• **TASK INSTRUCTIONS**: Extract the records in full, leaving every picture out.

#### INFORMATION SUPPLIED

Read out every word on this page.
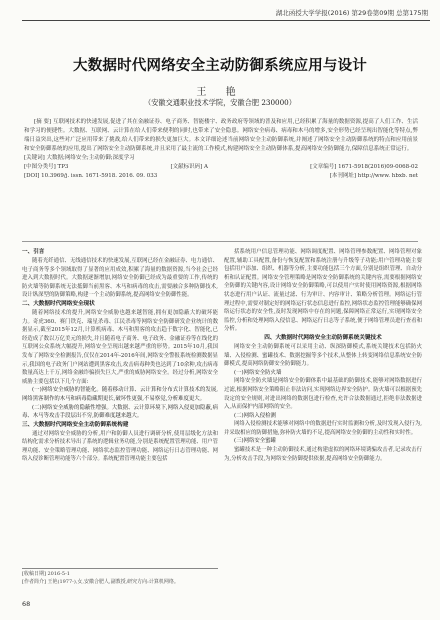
湖北函授大学学报(2016) 第29卷第09期 总第175期
大数据时代网络安全主动防御系统应用与设计
王 艳
（安徽交通职业技术学院，安徽合肥 230000）

[摘 要] 互联网技术的快速发展,促进了其在金融证券、电子商务、智能楼宇、政务政府等领域的普及和应用,已经积累了海量的数据资源,提高了人们工作、生活和学习的便捷性。大数据、互联网、云计算在给人们带来便利的同时,也带来了安全隐患。网络安全病毒、病毒和木马的增多,安全形势已经呈现出智能化等特点,弊端日益突出,这些对广泛应用带来了挑战,给人们带来的损失更加巨大。本文详细论述当前网络安全主动防御系统,并阐述了网络安全主动防御系统的特点和应用前景和安全防御系统的应用,提出了网络安全主动防御系统,并且采用了最主流的工作模式,构建网络安全主动防御体系,提高网络安全防御能力,保障信息系统正常运行。

[关键词] 大数据;网络安全;主动防御;深度学习
[中图分类号] TP3	[文献标识码] A	[文章编号] 1671-5918(2016)09-0068-02
[DOI] 10.3969/j. issn. 1671-5918. 2016. 09. 033	[本刊网址] http://www. hbxb. net
一、引言

随着光纤通信、无线通信技术的快速发展,互联网已经在金融证券、电力通信、电子商务等多个领域取得了显著的应用成效,积累了海量的数据资源,当今社会已经进入到大数据时代。大数据逐渐增加,网络安全防御已经成为最重要的工作,传统的防火墙等防御系统无法抵御当前黑客、木马和病毒的攻击,需要融合多种防御技术,设计纵深型的防御策略,构建一个主动防御系统,提高网络安全防御性能。

二、大数据时代网络安全现状

随着网络技术的提升,网络安全威胁也越来越智能,拥有更加隐蔽大的破坏能力。奇虎360、赛门铁克、瑞星杀毒、江民杀毒等网络安全防御研发企业统计的数据显示,截至2015年12月,计算机病毒、木马和黑客的攻击趋于数字化、智能化,已经造成了数以万亿美元的损失,并且随着电子商务、电子政务、金融证券等在线化的互联网公众系统大幅提升,网络安全呈现出越来越严重的形势。2015年10月,我国发布了网络安全检测报告,仅仅在2014年-2016年间,网络安全警报系统检测数据显示,我国的电子政务门户网站遭到黑客攻击,攻击病毒种类也达到了10余种,攻击病毒数量高达上千万,网络金融诈骗损失巨大,严重的威胁网络安全。经过分析,网络安全威胁主要包括以下几个方面:

(一)网络安全威胁的智能化。随着移动计算、云计算和分布式计算技术的发展,网络黑客制作的木马和病毒隐藏期更长,破坏性更强,不易察觉,分析难度更大。
(二)网络安全威胁的隐蔽性增强。大数据、云计算环境下,网络入侵更加隐蔽,病毒、木马等攻击手段层出不穷,防御难度越来越大。
三、大数据时代网络安全主动防御系统构建

通过对网络安全威胁的分析,用户和防御人员进行调研分析,使用层级化方法和结构化需求分析技术导出了系统的逻辑业务功能,分别是系统配置管理功能、用户管理功能、安全策略管理功能、网络状态监控管理功能、网络运行日志管理功能、网络入侵诊断管理功能等六个部分。系统配置管理功能主要包括

括系统用户信息管理功能、网络调度配置、网络管理参数配置、网络管理对象配置,辅助工具配置,备份与恢复配置和系统注册与升级等子功能;用户管理功能主要包括用户添加、组织、机器等分析,主要功能包括三个方面,分别是组织管理、自动分析和认证配置。网络安全管理策略是网络安全防御系统的关键内容,需要根据网络安全防御的关键内容,设计网络安全防御策略,可以使用户实时使用网络资源,根据网络状态进行用户认证、流量过滤、行为审计、内容审计、策略分析管理。网络运行管理过程中,需要对制定好的网络运行状态信息进行监控,网络状态监控管理能够确保网络运行状态的安全性,及时发现网络中存在的问题,保障网络正常运行,实现网络安全监控,分析和处理网络入侵信息、网络运行日志等子系统,便于网络管理员进行查看和分析。

四、大数据时代网络安全主动防御系统关键技术

网络安全主动防御系统可以采用主动、纵深防御模式,系统关键技术包括防火墙、入侵检测、蜜罐技术、数据挖掘等多个技术,从整体上转变网络信息系统安全防御模式,提高网络防御安全防御能力。

(一)网络安全防火墙

网络安全防火墙是网络安全防御体系中最基础的防御技术,能够对网络数据进行过滤,根据网络安全策略阻止非法访问,实现网络边界安全防护。防火墙可以根据预先设定的安全规则,对进出网络的数据包进行检查,允许合法数据通过,拒绝非法数据进入,从而保护内部网络的安全。

(二)网络入侵检测

网络入侵检测技术能够对网络中的数据进行实时监测和分析,及时发现入侵行为,并采取相应的防御措施,弥补防火墙的不足,提高网络安全防御的主动性和实时性。

(三)网络安全蜜罐

蜜罐技术是一种主动防御技术,通过构建虚拟的网络环境诱骗攻击者,记录攻击行为,分析攻击手段,为网络安全防御提供依据,提高网络安全防御能力。

[收稿日期] 2016-5-1
[作者简介] 王艳(1977-),女,安徽合肥人,副教授,研究方向:计算机网络。
68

########

• **REPLY**:
Read out every word on this page.
湖北函授大学学报(2016) 第29卷第09期 总第175期
大数据时代网络安全主动防御系统应用与设计
王 艳
（安徽交通职业技术学院，安徽合肥 230000）

[摘 要] 互联网技术的快速发展,促进了其在金融证券、电子商务、智能楼宇、政务政府等领域的普及和应用,已经积累了海量的数据资源,提高了人们工作、生活和学习的便捷性。大数据、互联网、云计算在给人们带来便利的同时,也带来了安全隐患。网络安全病毒、病毒和木马的增多,安全形势已经呈现出智能化等特点,弊端日益突出,这些对广泛应用带来了挑战,给人们带来的损失更加巨大。本文详细论述当前网络安全主动防御系统,并阐述了网络安全主动防御系统的特点和应用前景和安全防御系统的应用,提出了网络安全主动防御系统,并且采用了最主流的工作模式,构建网络安全主动防御体系,提高网络安全防御能力,保障信息系统正常运行。

[关键词] 大数据;网络安全;主动防御;深度学习
[中图分类号] TP3	[文献标识码] A	[文章编号] 1671-5918(2016)09-0068-02
[DOI] 10.3969/j. issn. 1671-5918. 2016. 09. 033	[本刊网址] http://www. hbxb. net
一、引言

随着光纤通信、无线通信技术的快速发展,互联网已经在金融证券、电力通信、电子商务等多个领域取得了显著的应用成效,积累了海量的数据资源,当今社会已经进入到大数据时代。大数据逐渐增加,网络安全防御已经成为最重要的工作,传统的防火墙等防御系统无法抵御当前黑客、木马和病毒的攻击,需要融合多种防御技术,设计纵深型的防御策略,构建一个主动防御系统,提高网络安全防御性能。

二、大数据时代网络安全现状

随着网络技术的提升,网络安全威胁也越来越智能,拥有更加隐蔽大的破坏能力。奇虎360、赛门铁克、瑞星杀毒、江民杀毒等网络安全防御研发企业统计的数据显示,截至2015年12月,计算机病毒、木马和黑客的攻击趋于数字化、智能化,已经造成了数以万亿美元的损失,并且随着电子商务、电子政务、金融证券等在线化的互联网公众系统大幅提升,网络安全呈现出越来越严重的形势。2015年10月,我国发布了网络安全检测报告,仅仅在2014年-2016年间,网络安全警报系统检测数据显示,我国的电子政务门户网站遭到黑客攻击,攻击病毒种类也达到了10余种,攻击病毒数量高达上千万,网络金融诈骗损失巨大,严重的威胁网络安全。经过分析,网络安全威胁主要包括以下几个方面:

(一)网络安全威胁的智能化。随着移动计算、云计算和分布式计算技术的发展,网络黑客制作的木马和病毒隐藏期更长,破坏性更强,不易察觉,分析难度更大。
(二)网络安全威胁的隐蔽性增强。大数据、云计算环境下,网络入侵更加隐蔽,病毒、木马等攻击手段层出不穷,防御难度越来越大。
三、大数据时代网络安全主动防御系统构建

通过对网络安全威胁的分析,用户和防御人员进行调研分析,使用层级化方法和结构化需求分析技术导出了系统的逻辑业务功能,分别是系统配置管理功能、用户管理功能、安全策略管理功能、网络状态监控管理功能、网络运行日志管理功能、网络入侵诊断管理功能等六个部分。系统配置管理功能主要包括

括系统用户信息管理功能、网络调度配置、网络管理参数配置、网络管理对象配置,辅助工具配置,备份与恢复配置和系统注册与升级等子功能;用户管理功能主要包括用户添加、组织、机器等分析,主要功能包括三个方面,分别是组织管理、自动分析和认证配置。网络安全管理策略是网络安全防御系统的关键内容,需要根据网络安全防御的关键内容,设计网络安全防御策略,可以使用户实时使用网络资源,根据网络状态进行用户认证、流量过滤、行为审计、内容审计、策略分析管理。网络运行管理过程中,需要对制定好的网络运行状态信息进行监控,网络状态监控管理能够确保网络运行状态的安全性,及时发现网络中存在的问题,保障网络正常运行,实现网络安全监控,分析和处理网络入侵信息、网络运行日志等子系统,便于网络管理员进行查看和分析。

四、大数据时代网络安全主动防御系统关键技术

网络安全主动防御系统可以采用主动、纵深防御模式,系统关键技术包括防火墙、入侵检测、蜜罐技术、数据挖掘等多个技术,从整体上转变网络信息系统安全防御模式,提高网络防御安全防御能力。

(一)网络安全防火墙

网络安全防火墙是网络安全防御体系中最基础的防御技术,能够对网络数据进行过滤,根据网络安全策略阻止非法访问,实现网络边界安全防护。防火墙可以根据预先设定的安全规则,对进出网络的数据包进行检查,允许合法数据通过,拒绝非法数据进入,从而保护内部网络的安全。

(二)网络入侵检测

网络入侵检测技术能够对网络中的数据进行实时监测和分析,及时发现入侵行为,并采取相应的防御措施,弥补防火墙的不足,提高网络安全防御的主动性和实时性。

(三)网络安全蜜罐

蜜罐技术是一种主动防御技术,通过构建虚拟的网络环境诱骗攻击者,记录攻击行为,分析攻击手段,为网络安全防御提供依据,提高网络安全防御能力。

[收稿日期] 2016-5-1
[作者简介] 王艳(1977-),女,安徽合肥人,副教授,研究方向:计算机网络。
68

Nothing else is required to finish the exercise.